## GIVEN PROBLEM
Review the lines that follow and copy each one that contains the word "this".

* Begin STORED DATA *

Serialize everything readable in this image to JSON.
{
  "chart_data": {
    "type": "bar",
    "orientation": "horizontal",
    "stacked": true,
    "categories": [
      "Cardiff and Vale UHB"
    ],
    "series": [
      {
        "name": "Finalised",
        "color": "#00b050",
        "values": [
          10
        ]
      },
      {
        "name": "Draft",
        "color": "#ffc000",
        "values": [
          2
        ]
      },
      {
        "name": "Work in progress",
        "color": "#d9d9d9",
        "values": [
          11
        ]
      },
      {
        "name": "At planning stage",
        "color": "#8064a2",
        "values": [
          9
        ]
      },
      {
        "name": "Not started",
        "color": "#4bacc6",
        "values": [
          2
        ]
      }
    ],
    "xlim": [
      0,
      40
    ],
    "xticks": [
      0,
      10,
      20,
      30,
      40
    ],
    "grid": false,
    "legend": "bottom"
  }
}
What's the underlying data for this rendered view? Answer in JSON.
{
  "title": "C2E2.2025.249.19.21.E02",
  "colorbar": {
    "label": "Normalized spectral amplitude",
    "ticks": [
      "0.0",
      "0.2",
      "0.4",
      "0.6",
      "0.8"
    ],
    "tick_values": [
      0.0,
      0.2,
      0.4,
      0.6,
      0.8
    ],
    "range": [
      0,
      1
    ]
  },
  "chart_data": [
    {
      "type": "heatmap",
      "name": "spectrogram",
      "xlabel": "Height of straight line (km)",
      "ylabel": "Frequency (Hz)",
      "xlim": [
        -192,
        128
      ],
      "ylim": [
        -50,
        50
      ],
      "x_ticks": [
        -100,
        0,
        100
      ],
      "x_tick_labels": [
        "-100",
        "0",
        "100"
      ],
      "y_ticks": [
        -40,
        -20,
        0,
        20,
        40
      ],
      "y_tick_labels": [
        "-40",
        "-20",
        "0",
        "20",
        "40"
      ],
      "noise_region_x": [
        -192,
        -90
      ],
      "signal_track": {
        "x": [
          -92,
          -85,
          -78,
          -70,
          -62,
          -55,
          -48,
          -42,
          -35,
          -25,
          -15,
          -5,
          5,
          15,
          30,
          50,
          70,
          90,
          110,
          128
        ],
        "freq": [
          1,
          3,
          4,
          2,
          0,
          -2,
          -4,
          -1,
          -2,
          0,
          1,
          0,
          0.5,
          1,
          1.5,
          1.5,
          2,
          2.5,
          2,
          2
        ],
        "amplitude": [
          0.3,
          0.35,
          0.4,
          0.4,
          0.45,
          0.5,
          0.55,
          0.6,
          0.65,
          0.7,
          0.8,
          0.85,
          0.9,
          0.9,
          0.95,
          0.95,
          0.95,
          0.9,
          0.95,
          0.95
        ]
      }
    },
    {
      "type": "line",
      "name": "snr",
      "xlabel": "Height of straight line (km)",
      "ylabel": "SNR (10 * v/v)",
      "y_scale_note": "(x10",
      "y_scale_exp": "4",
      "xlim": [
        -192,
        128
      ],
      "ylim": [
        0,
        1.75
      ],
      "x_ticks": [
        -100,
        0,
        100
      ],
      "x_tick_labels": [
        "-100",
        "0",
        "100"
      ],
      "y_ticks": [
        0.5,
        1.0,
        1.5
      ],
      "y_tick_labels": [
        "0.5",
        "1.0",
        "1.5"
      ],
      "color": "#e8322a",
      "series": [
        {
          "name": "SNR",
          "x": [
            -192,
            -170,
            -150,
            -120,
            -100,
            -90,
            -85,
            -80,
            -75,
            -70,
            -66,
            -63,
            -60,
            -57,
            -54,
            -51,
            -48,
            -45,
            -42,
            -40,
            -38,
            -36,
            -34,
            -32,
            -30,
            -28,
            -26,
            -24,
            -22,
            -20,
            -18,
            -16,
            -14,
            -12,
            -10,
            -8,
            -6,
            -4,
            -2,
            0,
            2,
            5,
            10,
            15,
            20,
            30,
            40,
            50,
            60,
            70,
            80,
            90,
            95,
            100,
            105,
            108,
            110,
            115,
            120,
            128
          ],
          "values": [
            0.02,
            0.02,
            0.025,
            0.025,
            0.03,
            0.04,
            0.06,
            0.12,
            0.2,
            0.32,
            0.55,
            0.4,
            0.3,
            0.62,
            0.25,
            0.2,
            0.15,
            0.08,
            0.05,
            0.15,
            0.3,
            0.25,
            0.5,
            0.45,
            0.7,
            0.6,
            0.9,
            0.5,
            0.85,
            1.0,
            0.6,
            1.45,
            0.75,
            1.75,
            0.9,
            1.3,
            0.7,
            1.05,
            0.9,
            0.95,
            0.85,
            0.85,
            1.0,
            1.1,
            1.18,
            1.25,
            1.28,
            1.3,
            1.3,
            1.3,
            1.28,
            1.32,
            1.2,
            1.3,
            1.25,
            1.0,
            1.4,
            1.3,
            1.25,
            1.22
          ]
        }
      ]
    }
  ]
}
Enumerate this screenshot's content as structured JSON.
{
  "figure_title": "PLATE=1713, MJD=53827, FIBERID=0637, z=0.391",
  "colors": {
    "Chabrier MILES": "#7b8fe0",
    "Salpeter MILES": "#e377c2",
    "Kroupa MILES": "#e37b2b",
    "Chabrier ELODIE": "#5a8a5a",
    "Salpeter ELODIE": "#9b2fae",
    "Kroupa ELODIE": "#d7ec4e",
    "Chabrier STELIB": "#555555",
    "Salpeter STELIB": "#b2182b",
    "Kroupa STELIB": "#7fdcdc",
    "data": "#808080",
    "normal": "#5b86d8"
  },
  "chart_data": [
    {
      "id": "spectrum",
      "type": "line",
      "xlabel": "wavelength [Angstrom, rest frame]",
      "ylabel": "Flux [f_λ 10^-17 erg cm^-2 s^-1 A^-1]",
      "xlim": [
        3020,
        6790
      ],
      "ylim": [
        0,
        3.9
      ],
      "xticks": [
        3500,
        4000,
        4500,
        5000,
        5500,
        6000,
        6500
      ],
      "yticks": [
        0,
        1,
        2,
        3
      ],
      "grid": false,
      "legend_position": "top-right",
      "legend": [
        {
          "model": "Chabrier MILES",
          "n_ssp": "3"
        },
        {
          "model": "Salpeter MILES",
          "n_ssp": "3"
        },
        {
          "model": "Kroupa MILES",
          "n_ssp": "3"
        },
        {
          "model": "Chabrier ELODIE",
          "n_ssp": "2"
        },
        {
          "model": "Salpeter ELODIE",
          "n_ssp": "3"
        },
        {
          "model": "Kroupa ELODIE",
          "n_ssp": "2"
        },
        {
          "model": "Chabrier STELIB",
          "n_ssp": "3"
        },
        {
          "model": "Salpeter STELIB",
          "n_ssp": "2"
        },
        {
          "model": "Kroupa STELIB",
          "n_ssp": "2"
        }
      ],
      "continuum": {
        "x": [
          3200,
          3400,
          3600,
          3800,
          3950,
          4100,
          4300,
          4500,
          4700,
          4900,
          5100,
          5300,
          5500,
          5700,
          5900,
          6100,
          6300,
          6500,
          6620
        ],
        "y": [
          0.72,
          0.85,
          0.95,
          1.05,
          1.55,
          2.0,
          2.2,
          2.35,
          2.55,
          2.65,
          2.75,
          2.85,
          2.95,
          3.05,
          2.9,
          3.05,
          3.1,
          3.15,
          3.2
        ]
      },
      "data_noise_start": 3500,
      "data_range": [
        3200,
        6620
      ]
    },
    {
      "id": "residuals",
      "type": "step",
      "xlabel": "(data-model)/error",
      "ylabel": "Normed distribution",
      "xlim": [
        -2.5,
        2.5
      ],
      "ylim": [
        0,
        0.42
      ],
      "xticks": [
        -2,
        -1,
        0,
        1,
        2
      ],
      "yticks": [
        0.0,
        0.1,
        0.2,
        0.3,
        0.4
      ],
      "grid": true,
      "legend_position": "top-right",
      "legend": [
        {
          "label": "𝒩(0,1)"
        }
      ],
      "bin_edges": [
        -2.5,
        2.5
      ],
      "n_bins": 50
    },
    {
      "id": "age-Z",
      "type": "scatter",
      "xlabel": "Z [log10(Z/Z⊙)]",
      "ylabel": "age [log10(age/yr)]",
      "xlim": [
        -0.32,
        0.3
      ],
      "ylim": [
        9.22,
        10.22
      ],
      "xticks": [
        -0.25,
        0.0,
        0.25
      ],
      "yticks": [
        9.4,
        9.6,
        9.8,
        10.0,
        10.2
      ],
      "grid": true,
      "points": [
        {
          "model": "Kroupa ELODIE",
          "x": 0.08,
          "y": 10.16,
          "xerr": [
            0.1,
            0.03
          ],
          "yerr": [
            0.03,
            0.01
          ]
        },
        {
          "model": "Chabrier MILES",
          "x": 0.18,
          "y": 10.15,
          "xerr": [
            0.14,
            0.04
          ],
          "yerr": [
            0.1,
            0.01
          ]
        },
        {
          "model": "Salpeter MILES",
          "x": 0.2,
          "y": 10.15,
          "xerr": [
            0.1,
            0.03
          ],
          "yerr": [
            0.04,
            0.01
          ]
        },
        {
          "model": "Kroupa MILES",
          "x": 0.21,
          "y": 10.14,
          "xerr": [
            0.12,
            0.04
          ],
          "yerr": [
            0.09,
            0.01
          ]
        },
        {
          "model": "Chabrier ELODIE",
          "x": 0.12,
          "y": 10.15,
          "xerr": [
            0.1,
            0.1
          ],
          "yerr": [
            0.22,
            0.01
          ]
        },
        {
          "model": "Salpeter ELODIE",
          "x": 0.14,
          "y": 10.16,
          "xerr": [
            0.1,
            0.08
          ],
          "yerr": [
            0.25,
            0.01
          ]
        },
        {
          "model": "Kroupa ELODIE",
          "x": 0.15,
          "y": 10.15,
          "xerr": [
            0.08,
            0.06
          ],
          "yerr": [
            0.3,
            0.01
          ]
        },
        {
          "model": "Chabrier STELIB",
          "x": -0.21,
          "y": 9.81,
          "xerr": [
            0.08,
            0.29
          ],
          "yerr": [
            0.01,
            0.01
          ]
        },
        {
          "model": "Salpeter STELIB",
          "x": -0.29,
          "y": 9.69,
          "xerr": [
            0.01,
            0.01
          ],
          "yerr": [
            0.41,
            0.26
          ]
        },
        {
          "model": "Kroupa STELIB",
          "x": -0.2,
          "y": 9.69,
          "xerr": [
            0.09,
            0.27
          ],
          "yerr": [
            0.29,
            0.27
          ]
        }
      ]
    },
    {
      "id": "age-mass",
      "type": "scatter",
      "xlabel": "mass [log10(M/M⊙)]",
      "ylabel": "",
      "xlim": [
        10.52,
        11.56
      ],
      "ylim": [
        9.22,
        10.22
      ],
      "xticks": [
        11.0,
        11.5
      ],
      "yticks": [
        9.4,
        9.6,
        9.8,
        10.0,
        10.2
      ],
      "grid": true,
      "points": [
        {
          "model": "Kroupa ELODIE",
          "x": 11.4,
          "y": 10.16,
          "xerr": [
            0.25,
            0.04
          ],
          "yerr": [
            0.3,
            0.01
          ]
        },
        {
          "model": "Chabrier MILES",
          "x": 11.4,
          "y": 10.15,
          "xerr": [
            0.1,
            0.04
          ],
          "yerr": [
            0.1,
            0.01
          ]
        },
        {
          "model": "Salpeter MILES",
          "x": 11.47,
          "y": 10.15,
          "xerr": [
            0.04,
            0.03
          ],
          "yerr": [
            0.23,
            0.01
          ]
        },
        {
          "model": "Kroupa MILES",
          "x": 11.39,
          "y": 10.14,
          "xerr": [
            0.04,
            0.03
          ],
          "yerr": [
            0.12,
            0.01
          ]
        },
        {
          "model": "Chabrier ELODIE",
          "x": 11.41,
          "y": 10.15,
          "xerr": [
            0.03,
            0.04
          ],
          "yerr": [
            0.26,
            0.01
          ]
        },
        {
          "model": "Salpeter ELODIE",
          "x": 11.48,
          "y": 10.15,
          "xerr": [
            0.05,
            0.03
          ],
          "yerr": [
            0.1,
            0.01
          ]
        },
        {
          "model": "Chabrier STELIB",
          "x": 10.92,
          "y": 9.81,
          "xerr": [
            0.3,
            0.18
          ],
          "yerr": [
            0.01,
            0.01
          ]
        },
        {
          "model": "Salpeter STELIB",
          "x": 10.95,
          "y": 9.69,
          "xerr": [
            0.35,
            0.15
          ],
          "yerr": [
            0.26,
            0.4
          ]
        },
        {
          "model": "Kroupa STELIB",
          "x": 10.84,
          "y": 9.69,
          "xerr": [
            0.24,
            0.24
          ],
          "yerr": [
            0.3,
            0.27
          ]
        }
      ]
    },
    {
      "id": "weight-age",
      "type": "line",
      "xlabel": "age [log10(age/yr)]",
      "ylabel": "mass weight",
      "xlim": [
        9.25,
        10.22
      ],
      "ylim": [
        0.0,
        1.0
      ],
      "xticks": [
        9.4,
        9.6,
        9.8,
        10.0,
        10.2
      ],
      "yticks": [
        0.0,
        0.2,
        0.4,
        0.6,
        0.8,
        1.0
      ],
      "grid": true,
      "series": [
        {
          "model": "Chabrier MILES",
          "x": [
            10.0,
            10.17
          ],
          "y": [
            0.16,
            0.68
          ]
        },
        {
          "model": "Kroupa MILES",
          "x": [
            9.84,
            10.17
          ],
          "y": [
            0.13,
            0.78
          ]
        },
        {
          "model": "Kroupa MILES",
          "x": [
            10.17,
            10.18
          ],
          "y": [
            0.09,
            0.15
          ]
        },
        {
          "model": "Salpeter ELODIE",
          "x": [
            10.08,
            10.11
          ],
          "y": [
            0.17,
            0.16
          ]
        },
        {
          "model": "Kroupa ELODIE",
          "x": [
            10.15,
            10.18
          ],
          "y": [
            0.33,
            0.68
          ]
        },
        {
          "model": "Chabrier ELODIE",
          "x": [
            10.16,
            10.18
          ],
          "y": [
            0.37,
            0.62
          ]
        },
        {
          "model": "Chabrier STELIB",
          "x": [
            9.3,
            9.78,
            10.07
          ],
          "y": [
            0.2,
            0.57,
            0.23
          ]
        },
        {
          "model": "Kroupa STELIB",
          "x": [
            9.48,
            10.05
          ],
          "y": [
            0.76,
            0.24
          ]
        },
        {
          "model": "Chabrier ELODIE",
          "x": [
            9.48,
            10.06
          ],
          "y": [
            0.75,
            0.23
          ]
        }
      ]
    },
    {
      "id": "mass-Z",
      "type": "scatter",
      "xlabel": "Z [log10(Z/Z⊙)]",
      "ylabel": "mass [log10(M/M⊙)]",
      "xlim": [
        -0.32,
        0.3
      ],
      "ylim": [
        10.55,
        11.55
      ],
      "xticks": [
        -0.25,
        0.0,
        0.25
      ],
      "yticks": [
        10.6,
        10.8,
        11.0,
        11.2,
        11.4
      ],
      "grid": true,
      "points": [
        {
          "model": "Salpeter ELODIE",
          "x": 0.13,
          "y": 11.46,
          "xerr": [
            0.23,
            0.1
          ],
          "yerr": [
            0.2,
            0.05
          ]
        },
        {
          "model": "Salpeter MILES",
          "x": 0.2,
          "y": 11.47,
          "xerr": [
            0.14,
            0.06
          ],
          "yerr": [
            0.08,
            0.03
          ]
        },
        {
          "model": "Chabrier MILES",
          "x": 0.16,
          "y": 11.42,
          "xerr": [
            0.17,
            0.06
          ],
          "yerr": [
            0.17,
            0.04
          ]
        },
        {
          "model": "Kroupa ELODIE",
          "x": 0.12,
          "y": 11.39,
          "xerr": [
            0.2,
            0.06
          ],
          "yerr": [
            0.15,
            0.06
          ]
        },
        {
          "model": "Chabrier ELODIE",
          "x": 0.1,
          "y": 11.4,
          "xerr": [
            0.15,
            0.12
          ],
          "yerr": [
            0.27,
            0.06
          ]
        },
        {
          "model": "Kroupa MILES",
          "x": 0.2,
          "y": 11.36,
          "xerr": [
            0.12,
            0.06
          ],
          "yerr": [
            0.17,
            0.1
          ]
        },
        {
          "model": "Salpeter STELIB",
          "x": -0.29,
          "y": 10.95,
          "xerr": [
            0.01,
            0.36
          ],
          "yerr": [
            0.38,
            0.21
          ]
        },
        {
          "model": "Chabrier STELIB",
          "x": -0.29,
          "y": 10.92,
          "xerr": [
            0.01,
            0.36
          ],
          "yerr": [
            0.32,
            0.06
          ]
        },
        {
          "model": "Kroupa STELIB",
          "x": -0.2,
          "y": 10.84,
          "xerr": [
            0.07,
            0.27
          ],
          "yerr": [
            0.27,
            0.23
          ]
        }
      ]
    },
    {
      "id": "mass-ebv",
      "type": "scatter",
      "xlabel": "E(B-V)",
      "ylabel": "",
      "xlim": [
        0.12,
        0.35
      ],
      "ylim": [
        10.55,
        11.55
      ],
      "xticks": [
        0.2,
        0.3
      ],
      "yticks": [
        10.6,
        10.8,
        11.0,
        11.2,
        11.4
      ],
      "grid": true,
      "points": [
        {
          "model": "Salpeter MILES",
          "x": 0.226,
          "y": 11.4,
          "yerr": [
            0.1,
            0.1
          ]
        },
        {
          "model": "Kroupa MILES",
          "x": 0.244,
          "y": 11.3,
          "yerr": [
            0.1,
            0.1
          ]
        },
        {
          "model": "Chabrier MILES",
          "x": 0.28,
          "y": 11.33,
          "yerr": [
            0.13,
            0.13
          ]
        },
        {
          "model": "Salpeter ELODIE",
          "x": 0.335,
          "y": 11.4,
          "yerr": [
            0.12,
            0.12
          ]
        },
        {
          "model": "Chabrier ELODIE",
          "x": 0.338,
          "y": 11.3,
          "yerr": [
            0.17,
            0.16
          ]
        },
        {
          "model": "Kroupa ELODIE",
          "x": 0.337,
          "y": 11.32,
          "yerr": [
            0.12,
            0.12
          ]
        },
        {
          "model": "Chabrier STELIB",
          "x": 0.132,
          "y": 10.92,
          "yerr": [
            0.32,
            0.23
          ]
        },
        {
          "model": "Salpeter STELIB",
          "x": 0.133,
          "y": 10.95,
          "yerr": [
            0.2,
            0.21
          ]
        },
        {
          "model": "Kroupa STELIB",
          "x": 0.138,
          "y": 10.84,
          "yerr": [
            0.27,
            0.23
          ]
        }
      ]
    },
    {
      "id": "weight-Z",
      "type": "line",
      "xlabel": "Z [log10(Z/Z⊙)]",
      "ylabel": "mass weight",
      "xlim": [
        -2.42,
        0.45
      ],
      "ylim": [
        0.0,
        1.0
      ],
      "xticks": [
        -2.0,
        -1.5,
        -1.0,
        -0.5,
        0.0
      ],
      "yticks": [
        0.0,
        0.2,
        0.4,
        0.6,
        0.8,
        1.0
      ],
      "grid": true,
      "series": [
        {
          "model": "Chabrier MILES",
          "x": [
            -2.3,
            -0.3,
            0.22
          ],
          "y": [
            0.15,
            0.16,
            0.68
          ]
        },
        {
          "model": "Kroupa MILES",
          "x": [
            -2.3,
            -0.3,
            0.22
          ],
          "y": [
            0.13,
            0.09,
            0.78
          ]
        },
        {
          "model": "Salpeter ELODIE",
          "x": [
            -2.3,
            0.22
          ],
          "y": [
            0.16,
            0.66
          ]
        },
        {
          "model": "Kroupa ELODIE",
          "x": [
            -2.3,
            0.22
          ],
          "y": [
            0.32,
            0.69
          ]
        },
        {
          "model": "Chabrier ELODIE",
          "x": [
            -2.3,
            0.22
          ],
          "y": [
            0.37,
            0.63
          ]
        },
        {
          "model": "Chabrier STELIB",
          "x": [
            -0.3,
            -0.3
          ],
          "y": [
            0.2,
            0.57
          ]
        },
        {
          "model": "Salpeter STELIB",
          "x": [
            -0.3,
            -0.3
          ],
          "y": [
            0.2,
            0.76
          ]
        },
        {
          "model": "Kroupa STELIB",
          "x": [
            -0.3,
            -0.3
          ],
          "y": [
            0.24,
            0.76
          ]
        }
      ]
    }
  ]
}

* End STORED DATA *

## OUTPUT BELOW
Serialize everything readable in this image to JSON.
What's the underlying data for this rendered view? Answer in JSON.
Enumerate this screenshot's content as structured JSON.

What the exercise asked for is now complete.